======== Data provided ========

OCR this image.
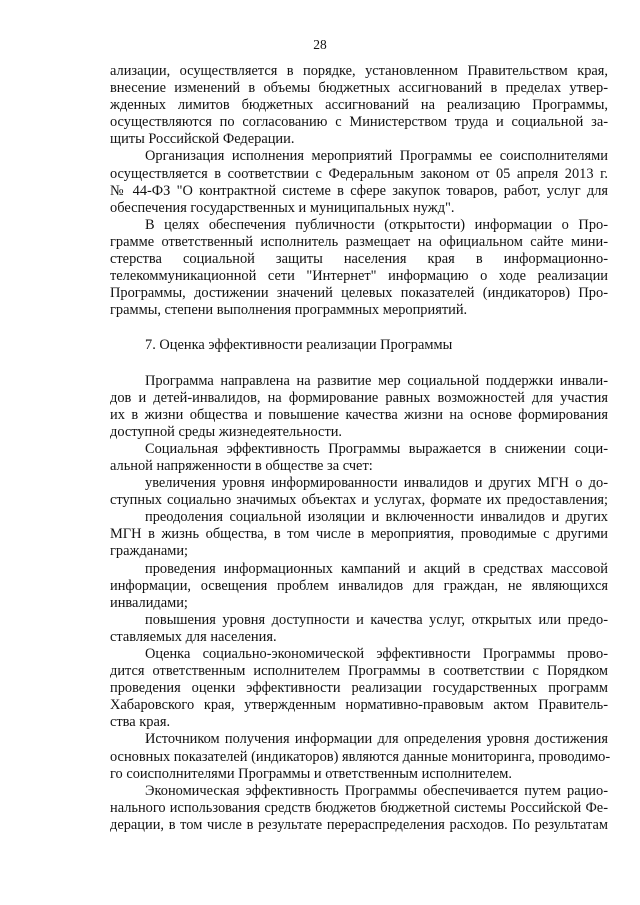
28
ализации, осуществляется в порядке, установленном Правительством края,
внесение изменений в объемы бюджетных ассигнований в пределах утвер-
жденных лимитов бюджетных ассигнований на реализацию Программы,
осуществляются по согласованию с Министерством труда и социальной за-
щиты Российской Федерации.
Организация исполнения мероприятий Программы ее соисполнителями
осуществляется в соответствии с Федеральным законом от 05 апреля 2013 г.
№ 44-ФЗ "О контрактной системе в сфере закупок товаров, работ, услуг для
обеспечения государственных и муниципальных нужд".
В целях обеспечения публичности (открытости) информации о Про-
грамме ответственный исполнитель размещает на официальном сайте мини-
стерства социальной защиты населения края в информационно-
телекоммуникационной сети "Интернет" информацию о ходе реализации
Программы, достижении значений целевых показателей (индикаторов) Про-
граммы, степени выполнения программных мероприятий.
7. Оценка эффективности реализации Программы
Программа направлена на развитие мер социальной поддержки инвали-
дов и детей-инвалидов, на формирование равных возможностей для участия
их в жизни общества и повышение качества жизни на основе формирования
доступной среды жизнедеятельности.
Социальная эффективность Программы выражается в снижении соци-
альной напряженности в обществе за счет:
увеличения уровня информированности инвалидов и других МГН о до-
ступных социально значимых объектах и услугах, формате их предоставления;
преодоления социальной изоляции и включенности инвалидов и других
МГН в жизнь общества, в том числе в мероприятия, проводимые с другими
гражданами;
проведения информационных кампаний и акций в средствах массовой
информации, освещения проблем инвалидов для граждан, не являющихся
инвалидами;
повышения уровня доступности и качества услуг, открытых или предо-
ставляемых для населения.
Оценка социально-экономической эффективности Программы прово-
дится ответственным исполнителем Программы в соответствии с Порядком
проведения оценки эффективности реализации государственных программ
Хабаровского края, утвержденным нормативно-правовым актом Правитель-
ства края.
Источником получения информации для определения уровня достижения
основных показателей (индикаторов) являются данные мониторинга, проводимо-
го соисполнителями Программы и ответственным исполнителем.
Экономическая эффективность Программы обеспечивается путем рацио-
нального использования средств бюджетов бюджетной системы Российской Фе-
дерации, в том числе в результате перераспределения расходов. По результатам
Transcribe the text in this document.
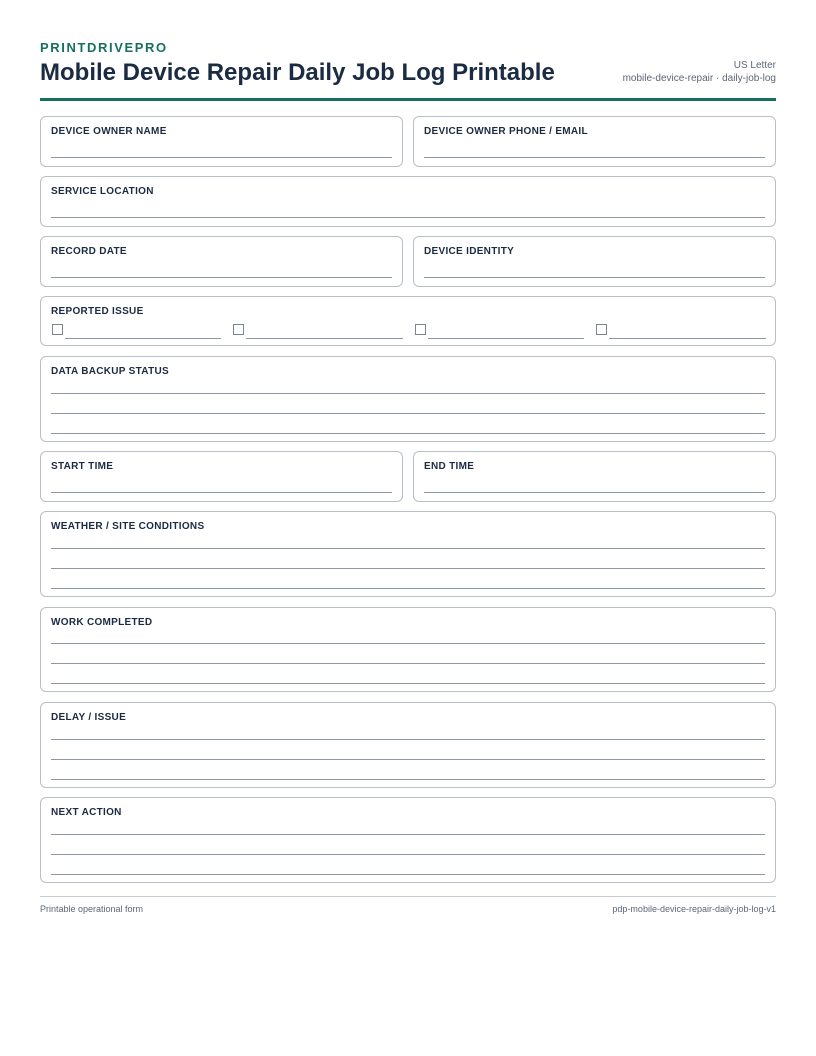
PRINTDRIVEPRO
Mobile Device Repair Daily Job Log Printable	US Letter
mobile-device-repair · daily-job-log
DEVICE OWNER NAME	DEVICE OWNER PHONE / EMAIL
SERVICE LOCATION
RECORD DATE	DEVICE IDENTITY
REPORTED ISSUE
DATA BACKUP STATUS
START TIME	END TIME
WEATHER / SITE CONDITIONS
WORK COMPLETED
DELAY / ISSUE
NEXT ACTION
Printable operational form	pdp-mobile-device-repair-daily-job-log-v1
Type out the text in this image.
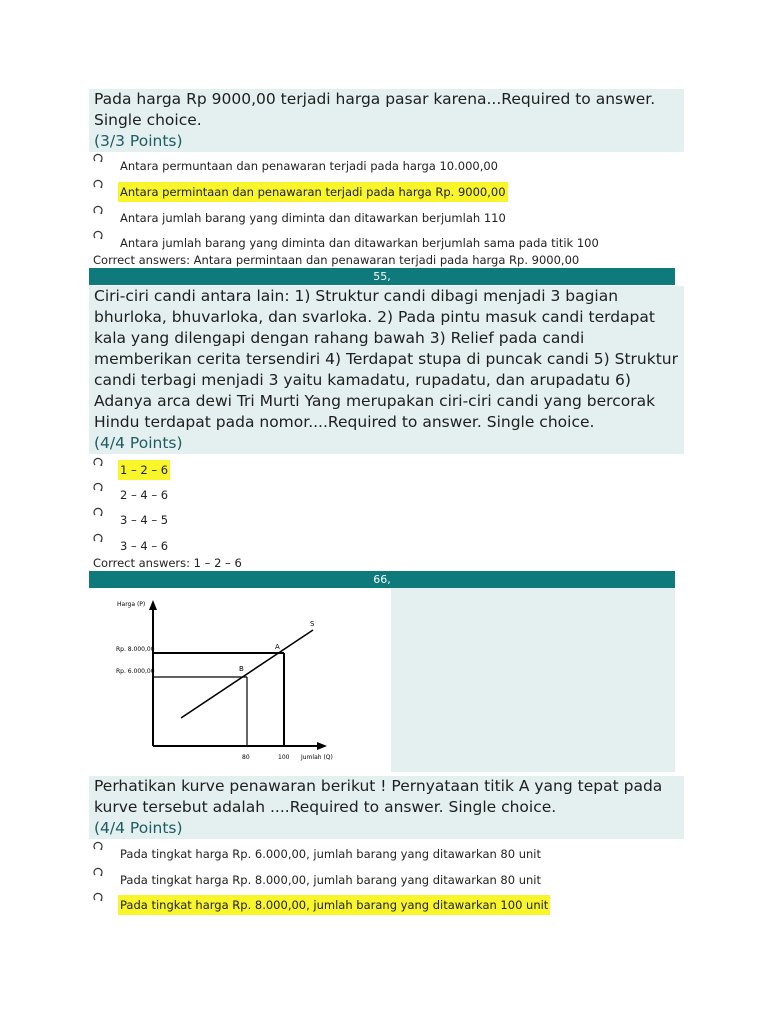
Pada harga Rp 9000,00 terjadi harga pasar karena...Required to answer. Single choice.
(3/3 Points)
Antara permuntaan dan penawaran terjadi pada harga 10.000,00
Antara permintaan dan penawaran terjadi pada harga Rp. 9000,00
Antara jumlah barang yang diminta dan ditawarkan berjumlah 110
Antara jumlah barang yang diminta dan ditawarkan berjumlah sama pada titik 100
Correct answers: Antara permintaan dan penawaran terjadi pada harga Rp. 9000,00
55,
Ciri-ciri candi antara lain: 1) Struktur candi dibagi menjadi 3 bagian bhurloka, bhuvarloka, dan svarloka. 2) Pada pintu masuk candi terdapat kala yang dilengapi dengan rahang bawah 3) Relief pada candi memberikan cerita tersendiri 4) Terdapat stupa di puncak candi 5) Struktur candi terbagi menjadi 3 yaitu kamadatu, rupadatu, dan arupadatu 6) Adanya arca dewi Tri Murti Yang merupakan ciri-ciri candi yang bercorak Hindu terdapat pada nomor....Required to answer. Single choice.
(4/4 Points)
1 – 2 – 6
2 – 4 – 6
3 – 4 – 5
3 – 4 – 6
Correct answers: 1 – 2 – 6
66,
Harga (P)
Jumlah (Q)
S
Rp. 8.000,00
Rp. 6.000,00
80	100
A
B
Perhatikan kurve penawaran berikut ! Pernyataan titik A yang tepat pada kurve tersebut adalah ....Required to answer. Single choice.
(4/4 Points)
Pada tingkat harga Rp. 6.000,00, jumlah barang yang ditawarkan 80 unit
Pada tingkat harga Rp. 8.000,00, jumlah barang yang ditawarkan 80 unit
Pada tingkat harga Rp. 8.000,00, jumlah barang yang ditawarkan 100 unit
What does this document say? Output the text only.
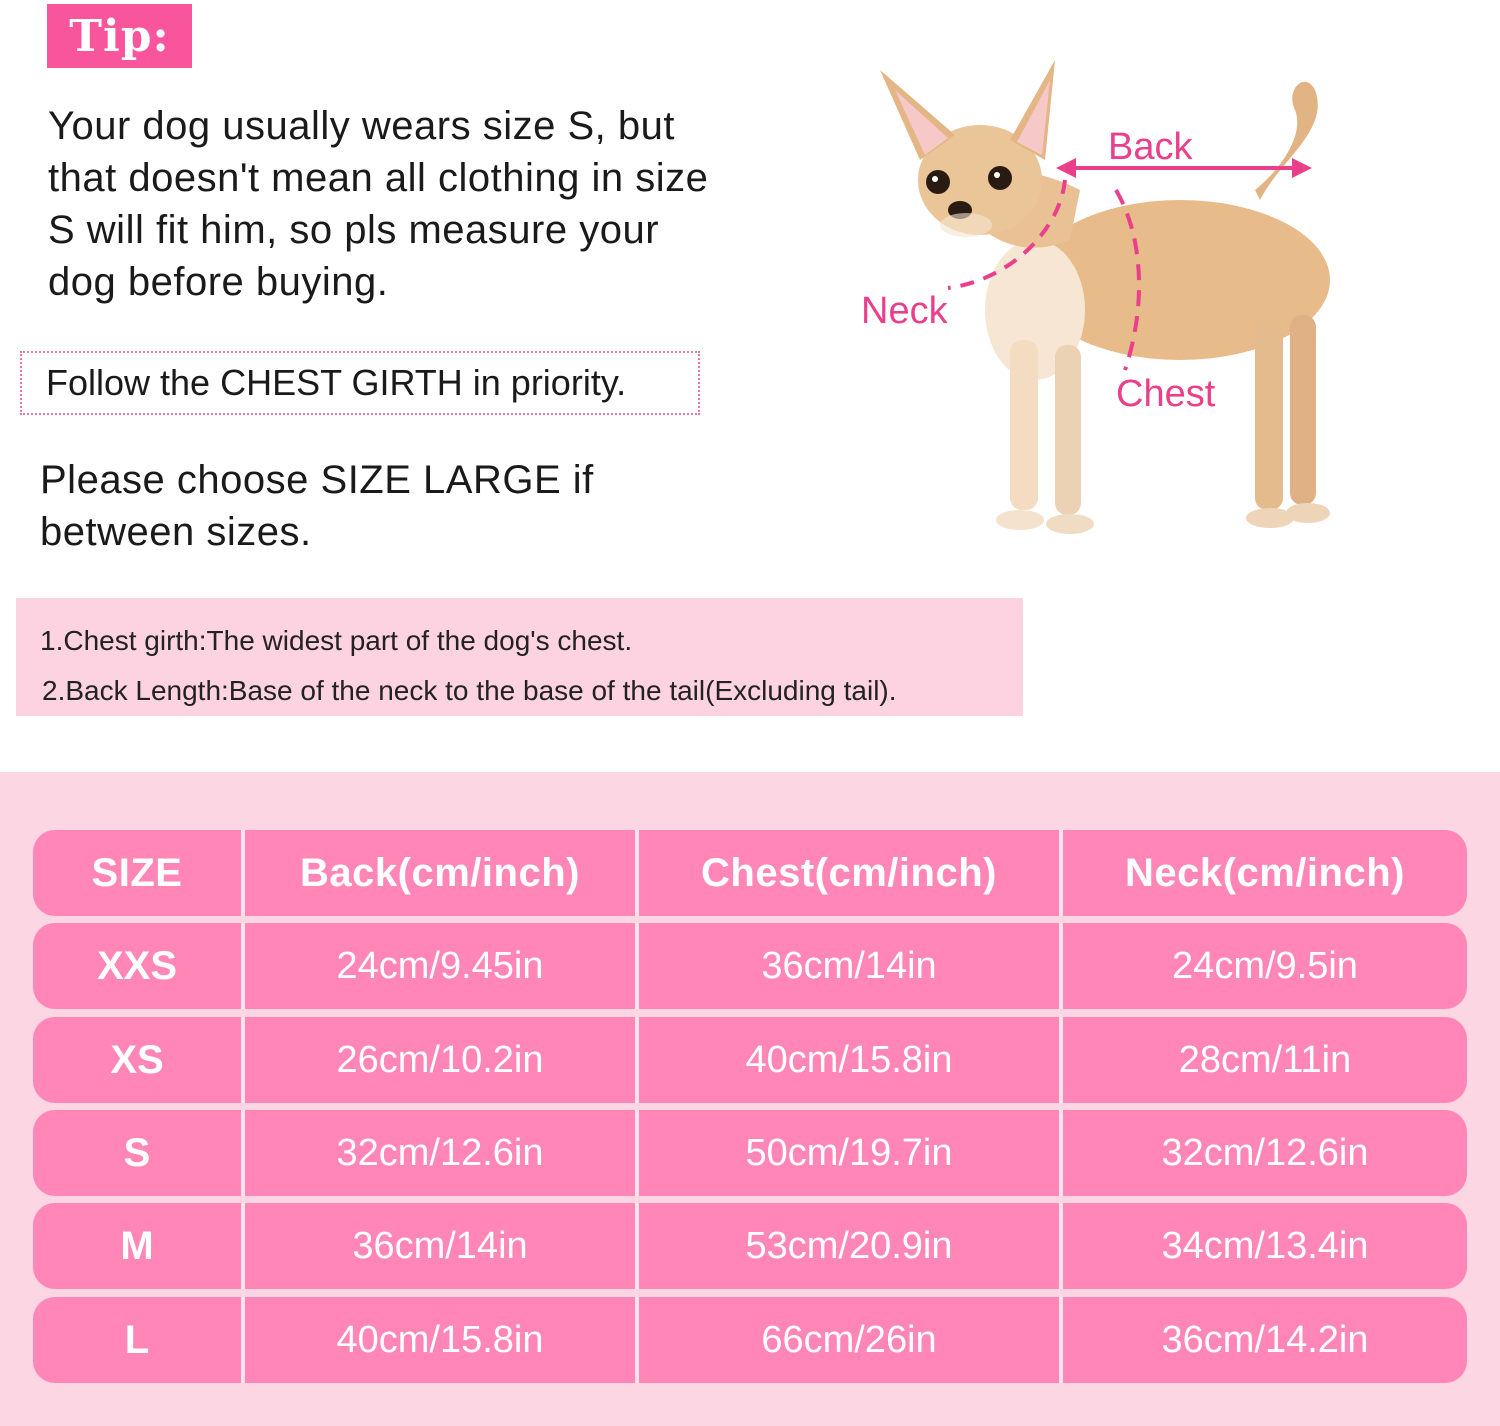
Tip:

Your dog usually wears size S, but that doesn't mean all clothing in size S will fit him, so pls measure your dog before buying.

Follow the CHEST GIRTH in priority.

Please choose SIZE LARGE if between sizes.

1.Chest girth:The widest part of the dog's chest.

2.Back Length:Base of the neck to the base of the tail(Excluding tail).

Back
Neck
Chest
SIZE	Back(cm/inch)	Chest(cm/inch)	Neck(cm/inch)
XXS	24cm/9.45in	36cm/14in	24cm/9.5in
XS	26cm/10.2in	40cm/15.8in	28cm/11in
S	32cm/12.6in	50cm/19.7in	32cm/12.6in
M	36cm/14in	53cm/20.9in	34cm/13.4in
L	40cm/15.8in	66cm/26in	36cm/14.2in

========

» Objective:
Without including any pictures, print all of the material exactly as given.

» Response to this task:
OCR this image.
28
ализации, осуществляется в порядке, установленном Правительством края,
внесение изменений в объемы бюджетных ассигнований в пределах утвер-
жденных лимитов бюджетных ассигнований на реализацию Программы,
осуществляются по согласованию с Министерством труда и социальной за-
щиты Российской Федерации.
Организация исполнения мероприятий Программы ее соисполнителями
осуществляется в соответствии с Федеральным законом от 05 апреля 2013 г.
№ 44-ФЗ "О контрактной системе в сфере закупок товаров, работ, услуг для
обеспечения государственных и муниципальных нужд".
В целях обеспечения публичности (открытости) информации о Про-
грамме ответственный исполнитель размещает на официальном сайте мини-
стерства социальной защиты населения края в информационно-
телекоммуникационной сети "Интернет" информацию о ходе реализации
Программы, достижении значений целевых показателей (индикаторов) Про-
граммы, степени выполнения программных мероприятий.
7. Оценка эффективности реализации Программы
Программа направлена на развитие мер социальной поддержки инвали-
дов и детей-инвалидов, на формирование равных возможностей для участия
их в жизни общества и повышение качества жизни на основе формирования
доступной среды жизнедеятельности.
Социальная эффективность Программы выражается в снижении соци-
альной напряженности в обществе за счет:
увеличения уровня информированности инвалидов и других МГН о до-
ступных социально значимых объектах и услугах, формате их предоставления;
преодоления социальной изоляции и включенности инвалидов и других
МГН в жизнь общества, в том числе в мероприятия, проводимые с другими
гражданами;
проведения информационных кампаний и акций в средствах массовой
информации, освещения проблем инвалидов для граждан, не являющихся
инвалидами;
повышения уровня доступности и качества услуг, открытых или предо-
ставляемых для населения.
Оценка социально-экономической эффективности Программы прово-
дится ответственным исполнителем Программы в соответствии с Порядком
проведения оценки эффективности реализации государственных программ
Хабаровского края, утвержденным нормативно-правовым актом Правитель-
ства края.
Источником получения информации для определения уровня достижения
основных показателей (индикаторов) являются данные мониторинга, проводимо-
го соисполнителями Программы и ответственным исполнителем.
Экономическая эффективность Программы обеспечивается путем рацио-
нального использования средств бюджетов бюджетной системы Российской Фе-
дерации, в том числе в результате перераспределения расходов. По результатам
Transcribe the text in this document.
PRINTDRIVEPRO
Mobile Device Repair Daily Job Log Printable	US Letter
mobile-device-repair · daily-job-log
DEVICE OWNER NAME	DEVICE OWNER PHONE / EMAIL
SERVICE LOCATION
RECORD DATE	DEVICE IDENTITY
REPORTED ISSUE
DATA BACKUP STATUS
START TIME	END TIME
WEATHER / SITE CONDITIONS
WORK COMPLETED
DELAY / ISSUE
NEXT ACTION
Printable operational form	pdp-mobile-device-repair-daily-job-log-v1
Type out the text in this image.
Pada harga Rp 9000,00 terjadi harga pasar karena...Required to answer. Single choice.
(3/3 Points)
Antara permuntaan dan penawaran terjadi pada harga 10.000,00
Antara permintaan dan penawaran terjadi pada harga Rp. 9000,00
Antara jumlah barang yang diminta dan ditawarkan berjumlah 110
Antara jumlah barang yang diminta dan ditawarkan berjumlah sama pada titik 100
Correct answers: Antara permintaan dan penawaran terjadi pada harga Rp. 9000,00
55,
Ciri-ciri candi antara lain: 1) Struktur candi dibagi menjadi 3 bagian bhurloka, bhuvarloka, dan svarloka. 2) Pada pintu masuk candi terdapat kala yang dilengapi dengan rahang bawah 3) Relief pada candi memberikan cerita tersendiri 4) Terdapat stupa di puncak candi 5) Struktur candi terbagi menjadi 3 yaitu kamadatu, rupadatu, dan arupadatu 6) Adanya arca dewi Tri Murti Yang merupakan ciri-ciri candi yang bercorak Hindu terdapat pada nomor....Required to answer. Single choice.
(4/4 Points)
1 – 2 – 6
2 – 4 – 6
3 – 4 – 5
3 – 4 – 6
Correct answers: 1 – 2 – 6
66,
Harga (P)
Jumlah (Q)
S
Rp. 8.000,00
Rp. 6.000,00
80	100
A
B
Perhatikan kurve penawaran berikut ! Pernyataan titik A yang tepat pada kurve tersebut adalah ....Required to answer. Single choice.
(4/4 Points)
Pada tingkat harga Rp. 6.000,00, jumlah barang yang ditawarkan 80 unit
Pada tingkat harga Rp. 8.000,00, jumlah barang yang ditawarkan 80 unit
Pada tingkat harga Rp. 8.000,00, jumlah barang yang ditawarkan 100 unit
What does this document say? Output the text only.
Tip:

Your dog usually wears size S, but that doesn't mean all clothing in size S will fit him, so pls measure your dog before buying.

Follow the CHEST GIRTH in priority.

Please choose SIZE LARGE if between sizes.

1.Chest girth:The widest part of the dog's chest.

2.Back Length:Base of the neck to the base of the tail(Excluding tail).

Back
Neck
Chest
SIZE	Back(cm/inch)	Chest(cm/inch)	Neck(cm/inch)
XXS	24cm/9.45in	36cm/14in	24cm/9.5in
XS	26cm/10.2in	40cm/15.8in	28cm/11in
S	32cm/12.6in	50cm/19.7in	32cm/12.6in
M	36cm/14in	53cm/20.9in	34cm/13.4in
L	40cm/15.8in	66cm/26in	36cm/14.2in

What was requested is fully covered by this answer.